__AVAILABLE RECORDS__:
==========
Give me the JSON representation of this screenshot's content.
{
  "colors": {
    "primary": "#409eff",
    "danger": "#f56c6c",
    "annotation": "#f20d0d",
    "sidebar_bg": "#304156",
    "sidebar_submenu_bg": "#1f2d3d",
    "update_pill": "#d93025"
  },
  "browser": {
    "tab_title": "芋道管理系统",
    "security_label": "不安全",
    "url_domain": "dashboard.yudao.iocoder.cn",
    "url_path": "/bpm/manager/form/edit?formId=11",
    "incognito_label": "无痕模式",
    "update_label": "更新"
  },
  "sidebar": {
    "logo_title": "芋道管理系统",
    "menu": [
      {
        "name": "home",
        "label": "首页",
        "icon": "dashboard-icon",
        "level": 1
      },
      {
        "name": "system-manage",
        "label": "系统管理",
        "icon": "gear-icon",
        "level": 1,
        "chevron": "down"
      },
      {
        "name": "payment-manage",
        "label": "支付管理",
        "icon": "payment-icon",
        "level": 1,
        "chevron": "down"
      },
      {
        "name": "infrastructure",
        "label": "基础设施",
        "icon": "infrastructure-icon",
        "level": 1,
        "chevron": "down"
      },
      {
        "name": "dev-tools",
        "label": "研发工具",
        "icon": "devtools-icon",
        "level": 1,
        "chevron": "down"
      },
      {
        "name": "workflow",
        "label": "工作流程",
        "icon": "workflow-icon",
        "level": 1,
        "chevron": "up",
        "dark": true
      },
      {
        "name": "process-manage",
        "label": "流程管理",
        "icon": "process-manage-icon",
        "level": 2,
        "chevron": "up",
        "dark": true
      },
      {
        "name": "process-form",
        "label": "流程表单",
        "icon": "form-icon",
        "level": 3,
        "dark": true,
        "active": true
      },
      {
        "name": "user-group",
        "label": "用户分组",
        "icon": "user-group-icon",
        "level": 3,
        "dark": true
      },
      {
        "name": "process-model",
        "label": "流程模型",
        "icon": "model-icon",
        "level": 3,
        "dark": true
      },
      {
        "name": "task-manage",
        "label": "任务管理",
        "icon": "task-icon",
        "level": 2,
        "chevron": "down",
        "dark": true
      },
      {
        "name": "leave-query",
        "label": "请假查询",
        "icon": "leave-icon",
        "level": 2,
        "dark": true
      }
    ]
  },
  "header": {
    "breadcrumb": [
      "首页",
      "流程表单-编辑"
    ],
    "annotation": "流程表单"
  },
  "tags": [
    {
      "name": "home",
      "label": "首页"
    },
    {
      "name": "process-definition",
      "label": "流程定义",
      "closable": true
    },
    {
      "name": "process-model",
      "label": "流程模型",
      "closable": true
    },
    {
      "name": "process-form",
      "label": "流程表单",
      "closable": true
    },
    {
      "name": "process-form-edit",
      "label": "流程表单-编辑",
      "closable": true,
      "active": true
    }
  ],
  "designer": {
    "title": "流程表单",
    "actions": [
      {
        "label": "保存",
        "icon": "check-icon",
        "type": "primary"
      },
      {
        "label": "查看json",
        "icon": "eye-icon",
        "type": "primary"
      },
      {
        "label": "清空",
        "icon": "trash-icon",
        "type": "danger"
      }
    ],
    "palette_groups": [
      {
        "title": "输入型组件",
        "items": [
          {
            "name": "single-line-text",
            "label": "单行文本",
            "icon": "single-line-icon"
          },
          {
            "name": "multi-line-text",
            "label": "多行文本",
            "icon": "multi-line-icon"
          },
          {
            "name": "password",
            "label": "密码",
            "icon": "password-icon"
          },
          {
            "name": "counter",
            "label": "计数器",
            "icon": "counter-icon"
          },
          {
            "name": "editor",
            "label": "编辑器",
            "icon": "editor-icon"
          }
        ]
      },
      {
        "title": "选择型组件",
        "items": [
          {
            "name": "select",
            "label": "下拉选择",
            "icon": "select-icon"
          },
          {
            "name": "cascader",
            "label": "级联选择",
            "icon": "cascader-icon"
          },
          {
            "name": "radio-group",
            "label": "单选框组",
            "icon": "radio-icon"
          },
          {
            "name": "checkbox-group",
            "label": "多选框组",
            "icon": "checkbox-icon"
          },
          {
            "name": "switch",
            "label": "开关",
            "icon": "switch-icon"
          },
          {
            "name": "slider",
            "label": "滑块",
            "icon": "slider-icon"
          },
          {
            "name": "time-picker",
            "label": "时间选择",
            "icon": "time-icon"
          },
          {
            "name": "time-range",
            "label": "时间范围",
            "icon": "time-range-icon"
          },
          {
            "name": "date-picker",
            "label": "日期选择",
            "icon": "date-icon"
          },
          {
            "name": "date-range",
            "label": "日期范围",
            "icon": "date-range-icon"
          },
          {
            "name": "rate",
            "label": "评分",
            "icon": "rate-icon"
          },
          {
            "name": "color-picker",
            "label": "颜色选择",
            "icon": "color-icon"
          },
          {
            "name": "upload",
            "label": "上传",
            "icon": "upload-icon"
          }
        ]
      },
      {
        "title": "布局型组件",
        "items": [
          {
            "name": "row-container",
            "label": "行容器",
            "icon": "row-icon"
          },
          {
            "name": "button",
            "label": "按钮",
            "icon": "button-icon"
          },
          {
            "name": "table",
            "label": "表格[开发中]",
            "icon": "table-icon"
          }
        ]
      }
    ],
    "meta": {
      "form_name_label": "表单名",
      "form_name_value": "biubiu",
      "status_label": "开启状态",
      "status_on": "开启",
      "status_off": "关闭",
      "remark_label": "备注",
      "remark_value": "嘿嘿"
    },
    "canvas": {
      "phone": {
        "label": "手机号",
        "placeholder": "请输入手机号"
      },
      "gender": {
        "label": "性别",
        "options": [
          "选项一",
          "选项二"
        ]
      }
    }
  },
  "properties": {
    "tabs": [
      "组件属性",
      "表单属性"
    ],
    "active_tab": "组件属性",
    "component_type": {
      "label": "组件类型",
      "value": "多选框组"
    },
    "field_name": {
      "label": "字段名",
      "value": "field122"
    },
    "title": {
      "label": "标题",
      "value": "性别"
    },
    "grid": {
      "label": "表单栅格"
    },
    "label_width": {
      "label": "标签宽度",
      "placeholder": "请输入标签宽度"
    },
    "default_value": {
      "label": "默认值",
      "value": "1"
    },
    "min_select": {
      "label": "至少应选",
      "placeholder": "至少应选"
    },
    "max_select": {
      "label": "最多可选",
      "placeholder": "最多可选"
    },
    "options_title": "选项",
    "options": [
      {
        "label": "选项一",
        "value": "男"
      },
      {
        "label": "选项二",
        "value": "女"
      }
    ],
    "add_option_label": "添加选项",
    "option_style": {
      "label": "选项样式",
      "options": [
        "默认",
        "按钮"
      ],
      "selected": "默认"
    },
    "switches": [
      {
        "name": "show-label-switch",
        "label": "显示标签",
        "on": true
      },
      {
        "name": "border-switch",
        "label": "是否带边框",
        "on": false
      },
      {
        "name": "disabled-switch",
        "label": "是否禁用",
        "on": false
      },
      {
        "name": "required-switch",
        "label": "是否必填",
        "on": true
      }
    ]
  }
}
==========
__YOUR INSTRUCTIONS__: Pull out all lines from the listing that contain the string "payment".

__SOLUTION TO THIS PROBLEM__:
        "name": "payment-manage",
        "icon": "payment-icon",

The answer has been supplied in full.